(Records from a dataset)
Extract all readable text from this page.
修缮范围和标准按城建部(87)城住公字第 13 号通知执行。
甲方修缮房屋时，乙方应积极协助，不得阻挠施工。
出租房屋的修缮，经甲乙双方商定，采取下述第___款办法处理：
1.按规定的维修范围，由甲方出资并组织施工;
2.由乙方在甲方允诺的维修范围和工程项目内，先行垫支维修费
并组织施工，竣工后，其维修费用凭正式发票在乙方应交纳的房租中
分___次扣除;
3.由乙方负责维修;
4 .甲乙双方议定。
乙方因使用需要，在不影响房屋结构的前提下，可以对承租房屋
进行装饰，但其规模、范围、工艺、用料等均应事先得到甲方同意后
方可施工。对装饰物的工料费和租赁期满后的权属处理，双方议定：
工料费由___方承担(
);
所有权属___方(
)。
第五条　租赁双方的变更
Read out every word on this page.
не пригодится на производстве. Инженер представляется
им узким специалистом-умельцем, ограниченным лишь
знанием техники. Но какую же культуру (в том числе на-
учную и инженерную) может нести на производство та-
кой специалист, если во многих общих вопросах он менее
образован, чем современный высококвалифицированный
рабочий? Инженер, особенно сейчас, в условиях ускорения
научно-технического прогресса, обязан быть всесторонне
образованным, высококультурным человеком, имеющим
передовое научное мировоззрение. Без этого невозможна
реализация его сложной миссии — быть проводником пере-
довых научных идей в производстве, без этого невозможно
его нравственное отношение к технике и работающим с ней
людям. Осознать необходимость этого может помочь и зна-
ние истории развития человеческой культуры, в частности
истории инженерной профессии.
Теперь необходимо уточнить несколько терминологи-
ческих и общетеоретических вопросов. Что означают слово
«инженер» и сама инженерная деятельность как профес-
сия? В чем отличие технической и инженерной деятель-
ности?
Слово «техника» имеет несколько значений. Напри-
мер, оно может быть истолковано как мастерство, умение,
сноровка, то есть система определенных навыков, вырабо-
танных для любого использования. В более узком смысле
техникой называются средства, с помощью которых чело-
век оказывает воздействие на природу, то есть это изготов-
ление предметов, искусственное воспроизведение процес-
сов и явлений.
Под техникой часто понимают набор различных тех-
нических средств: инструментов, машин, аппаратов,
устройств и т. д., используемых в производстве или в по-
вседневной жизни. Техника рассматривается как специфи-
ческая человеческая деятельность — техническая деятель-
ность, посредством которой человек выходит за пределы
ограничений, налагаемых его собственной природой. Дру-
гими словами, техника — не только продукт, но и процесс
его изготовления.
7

### Required work
Scan the lines for the string "быть". Pick out every line that has it.

### Correct response
научно-технического прогресса, обязан быть всесторонне
реализация его сложной миссии — быть проводником пере-
мер, оно может быть истолковано как мастерство, умение,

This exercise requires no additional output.